(Dataset records)
--- START ---
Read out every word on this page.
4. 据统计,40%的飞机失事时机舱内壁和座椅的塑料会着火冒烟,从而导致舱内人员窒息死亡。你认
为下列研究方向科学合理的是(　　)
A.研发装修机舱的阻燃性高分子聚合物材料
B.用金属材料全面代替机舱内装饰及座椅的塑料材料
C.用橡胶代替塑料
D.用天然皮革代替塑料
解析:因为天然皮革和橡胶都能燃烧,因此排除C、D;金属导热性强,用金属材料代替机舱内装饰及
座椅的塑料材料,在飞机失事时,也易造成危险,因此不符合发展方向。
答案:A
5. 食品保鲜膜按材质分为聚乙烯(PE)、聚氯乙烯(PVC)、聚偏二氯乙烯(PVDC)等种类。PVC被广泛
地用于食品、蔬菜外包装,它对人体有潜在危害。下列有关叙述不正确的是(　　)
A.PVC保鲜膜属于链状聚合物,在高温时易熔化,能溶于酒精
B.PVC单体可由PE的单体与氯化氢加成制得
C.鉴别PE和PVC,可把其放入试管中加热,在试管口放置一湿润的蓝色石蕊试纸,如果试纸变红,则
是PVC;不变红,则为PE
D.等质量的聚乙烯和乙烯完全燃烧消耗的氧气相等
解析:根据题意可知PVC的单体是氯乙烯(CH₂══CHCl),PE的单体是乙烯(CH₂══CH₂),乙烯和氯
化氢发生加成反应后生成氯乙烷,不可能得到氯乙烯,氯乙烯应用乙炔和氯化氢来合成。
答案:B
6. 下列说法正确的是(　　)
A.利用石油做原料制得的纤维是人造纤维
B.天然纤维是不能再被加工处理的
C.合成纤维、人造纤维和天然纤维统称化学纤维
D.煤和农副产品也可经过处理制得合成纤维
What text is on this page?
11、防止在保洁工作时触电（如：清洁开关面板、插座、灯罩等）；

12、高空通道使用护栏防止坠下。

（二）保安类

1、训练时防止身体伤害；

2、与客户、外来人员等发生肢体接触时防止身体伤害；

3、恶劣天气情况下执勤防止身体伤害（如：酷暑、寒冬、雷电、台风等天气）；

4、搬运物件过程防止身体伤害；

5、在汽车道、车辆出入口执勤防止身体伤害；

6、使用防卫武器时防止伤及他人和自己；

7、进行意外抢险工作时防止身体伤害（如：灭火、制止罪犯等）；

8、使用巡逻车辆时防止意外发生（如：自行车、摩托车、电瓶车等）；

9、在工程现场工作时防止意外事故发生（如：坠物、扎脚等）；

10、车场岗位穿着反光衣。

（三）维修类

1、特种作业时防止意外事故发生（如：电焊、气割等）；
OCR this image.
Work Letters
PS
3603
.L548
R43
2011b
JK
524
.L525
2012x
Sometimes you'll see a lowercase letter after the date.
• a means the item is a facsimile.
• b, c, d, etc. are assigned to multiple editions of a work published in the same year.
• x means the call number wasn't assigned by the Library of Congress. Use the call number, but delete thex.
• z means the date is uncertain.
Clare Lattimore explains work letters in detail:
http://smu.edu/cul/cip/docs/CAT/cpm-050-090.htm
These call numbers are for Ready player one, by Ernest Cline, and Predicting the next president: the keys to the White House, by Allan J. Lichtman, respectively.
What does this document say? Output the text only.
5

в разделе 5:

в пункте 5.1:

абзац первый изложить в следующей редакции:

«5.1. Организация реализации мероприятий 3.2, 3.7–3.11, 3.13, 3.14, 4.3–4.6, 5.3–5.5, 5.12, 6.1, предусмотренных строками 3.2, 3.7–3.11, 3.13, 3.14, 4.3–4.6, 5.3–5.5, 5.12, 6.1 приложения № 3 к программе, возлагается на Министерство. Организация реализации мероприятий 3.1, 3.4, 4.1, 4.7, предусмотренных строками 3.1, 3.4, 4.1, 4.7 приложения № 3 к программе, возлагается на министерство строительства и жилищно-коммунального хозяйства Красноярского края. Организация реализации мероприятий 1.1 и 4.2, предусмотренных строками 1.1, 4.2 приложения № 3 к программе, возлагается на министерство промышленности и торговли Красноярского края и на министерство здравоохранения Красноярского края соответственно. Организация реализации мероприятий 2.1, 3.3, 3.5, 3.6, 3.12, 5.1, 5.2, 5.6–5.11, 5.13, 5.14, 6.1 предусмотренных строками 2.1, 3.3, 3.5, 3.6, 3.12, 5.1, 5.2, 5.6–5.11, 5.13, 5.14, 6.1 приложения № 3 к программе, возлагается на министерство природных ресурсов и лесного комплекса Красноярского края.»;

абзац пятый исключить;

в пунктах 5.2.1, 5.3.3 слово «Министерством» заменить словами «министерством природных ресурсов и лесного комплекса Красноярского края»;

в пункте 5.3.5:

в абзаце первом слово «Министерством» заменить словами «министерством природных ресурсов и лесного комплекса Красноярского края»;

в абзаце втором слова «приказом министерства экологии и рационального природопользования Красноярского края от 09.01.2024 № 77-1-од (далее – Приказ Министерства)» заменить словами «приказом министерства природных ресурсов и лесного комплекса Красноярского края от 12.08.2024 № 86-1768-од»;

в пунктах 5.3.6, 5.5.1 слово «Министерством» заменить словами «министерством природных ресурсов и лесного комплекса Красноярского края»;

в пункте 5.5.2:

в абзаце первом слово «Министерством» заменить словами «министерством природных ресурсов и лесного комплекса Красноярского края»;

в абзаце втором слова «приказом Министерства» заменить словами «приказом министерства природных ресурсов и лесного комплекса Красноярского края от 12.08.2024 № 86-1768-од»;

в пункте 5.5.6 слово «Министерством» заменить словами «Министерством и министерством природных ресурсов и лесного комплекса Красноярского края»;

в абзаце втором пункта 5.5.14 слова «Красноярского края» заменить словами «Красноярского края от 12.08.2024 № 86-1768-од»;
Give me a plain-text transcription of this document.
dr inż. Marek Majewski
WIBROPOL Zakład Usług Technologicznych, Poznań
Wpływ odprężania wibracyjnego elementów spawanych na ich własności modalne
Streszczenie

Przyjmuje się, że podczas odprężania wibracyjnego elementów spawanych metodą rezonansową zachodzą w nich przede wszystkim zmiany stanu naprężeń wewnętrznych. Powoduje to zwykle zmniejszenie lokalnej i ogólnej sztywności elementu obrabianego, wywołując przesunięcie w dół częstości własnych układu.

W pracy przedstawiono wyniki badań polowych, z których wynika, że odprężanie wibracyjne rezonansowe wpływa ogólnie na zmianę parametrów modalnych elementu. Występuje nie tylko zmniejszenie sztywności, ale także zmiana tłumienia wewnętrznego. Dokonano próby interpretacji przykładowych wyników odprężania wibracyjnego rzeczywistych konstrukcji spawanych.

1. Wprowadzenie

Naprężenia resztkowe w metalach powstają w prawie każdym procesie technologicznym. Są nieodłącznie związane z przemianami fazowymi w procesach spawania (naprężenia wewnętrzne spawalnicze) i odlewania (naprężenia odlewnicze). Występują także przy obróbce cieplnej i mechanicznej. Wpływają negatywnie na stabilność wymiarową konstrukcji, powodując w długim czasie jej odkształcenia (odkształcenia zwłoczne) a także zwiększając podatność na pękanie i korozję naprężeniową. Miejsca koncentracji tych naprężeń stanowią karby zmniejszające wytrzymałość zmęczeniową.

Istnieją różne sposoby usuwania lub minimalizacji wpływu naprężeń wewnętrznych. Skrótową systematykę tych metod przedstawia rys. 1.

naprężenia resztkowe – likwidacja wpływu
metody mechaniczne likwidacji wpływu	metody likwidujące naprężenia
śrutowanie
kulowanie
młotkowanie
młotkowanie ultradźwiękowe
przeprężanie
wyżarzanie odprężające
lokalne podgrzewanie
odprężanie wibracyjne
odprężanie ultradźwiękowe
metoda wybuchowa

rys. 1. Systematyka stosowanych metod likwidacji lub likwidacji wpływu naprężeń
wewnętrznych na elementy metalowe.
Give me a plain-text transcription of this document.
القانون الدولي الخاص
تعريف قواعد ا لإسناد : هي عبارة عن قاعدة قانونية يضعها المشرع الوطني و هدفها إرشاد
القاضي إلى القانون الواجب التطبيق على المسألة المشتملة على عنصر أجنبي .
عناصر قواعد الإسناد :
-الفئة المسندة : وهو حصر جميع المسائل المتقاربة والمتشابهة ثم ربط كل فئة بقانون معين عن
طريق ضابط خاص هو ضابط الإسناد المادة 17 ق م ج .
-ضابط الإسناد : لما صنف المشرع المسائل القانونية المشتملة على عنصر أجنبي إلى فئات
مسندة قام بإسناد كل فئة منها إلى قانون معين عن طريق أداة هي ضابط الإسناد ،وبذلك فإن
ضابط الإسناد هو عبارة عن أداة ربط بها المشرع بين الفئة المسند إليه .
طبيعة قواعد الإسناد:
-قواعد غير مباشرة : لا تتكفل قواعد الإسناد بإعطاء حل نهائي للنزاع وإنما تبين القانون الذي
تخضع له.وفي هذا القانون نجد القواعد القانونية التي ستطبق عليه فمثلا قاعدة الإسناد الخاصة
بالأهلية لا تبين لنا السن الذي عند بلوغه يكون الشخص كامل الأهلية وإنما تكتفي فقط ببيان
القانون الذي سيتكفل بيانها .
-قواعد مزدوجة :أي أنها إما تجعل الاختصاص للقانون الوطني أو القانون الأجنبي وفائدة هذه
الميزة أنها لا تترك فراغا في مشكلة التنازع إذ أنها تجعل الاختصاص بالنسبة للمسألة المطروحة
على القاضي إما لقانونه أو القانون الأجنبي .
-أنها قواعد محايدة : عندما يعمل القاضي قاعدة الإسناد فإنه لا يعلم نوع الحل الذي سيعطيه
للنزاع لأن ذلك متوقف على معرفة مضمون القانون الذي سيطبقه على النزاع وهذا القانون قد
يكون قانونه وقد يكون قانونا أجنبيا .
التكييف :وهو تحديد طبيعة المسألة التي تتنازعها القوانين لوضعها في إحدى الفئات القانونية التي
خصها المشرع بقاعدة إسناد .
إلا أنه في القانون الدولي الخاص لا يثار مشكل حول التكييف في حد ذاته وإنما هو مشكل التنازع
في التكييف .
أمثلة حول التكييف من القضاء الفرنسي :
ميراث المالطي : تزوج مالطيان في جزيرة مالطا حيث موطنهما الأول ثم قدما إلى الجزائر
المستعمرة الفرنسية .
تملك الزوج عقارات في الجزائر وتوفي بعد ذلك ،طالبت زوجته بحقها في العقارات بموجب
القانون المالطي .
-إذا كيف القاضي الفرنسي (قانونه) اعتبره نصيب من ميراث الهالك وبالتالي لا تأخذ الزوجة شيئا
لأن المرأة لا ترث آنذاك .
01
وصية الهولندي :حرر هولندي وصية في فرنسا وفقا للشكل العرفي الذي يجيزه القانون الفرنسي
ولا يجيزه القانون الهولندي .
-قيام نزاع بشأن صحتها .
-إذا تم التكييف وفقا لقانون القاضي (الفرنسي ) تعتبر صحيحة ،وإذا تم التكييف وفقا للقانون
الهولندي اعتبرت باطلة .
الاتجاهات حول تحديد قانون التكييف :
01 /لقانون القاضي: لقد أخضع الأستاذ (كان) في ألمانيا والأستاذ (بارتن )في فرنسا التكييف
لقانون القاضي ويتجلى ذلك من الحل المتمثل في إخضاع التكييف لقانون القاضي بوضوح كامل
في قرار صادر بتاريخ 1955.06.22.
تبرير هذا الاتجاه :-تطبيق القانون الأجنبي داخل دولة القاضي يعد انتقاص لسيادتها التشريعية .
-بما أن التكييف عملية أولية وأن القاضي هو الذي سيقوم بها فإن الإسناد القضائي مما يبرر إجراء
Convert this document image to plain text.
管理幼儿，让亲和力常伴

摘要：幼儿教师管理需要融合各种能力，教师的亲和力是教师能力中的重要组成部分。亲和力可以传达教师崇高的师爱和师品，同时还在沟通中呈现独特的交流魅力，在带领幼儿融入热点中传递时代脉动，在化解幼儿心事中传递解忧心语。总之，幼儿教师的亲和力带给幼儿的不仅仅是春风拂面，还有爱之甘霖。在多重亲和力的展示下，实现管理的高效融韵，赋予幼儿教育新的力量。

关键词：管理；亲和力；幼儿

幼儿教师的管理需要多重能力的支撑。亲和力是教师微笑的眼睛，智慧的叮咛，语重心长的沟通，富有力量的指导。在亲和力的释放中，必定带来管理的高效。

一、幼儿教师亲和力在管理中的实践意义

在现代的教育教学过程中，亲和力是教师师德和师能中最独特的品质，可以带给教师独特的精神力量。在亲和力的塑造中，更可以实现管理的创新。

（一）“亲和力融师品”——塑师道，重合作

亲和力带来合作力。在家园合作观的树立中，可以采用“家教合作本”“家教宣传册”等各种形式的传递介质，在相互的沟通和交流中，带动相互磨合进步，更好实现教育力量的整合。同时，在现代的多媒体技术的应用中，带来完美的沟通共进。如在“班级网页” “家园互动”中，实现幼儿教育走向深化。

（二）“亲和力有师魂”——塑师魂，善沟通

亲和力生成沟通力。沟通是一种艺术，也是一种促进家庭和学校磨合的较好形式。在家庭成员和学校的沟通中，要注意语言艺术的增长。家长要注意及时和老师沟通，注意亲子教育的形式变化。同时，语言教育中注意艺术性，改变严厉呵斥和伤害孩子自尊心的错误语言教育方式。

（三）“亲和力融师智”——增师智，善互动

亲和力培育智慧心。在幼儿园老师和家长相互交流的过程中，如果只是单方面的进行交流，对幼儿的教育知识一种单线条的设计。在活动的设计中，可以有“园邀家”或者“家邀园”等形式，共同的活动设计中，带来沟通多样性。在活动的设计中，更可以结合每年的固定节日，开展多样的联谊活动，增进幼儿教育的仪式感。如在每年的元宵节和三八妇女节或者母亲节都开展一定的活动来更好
--- END ---
§ **TASK OBJECTIVE**
Filter the entries and copy out every line with the word "تحديد".

§ **RESPONSE BELOW**
التكييف :وهو تحديد طبيعة المسألة التي تتنازعها القوانين لوضعها في إحدى الفئات القانونية التي
الاتجاهات حول تحديد قانون التكييف :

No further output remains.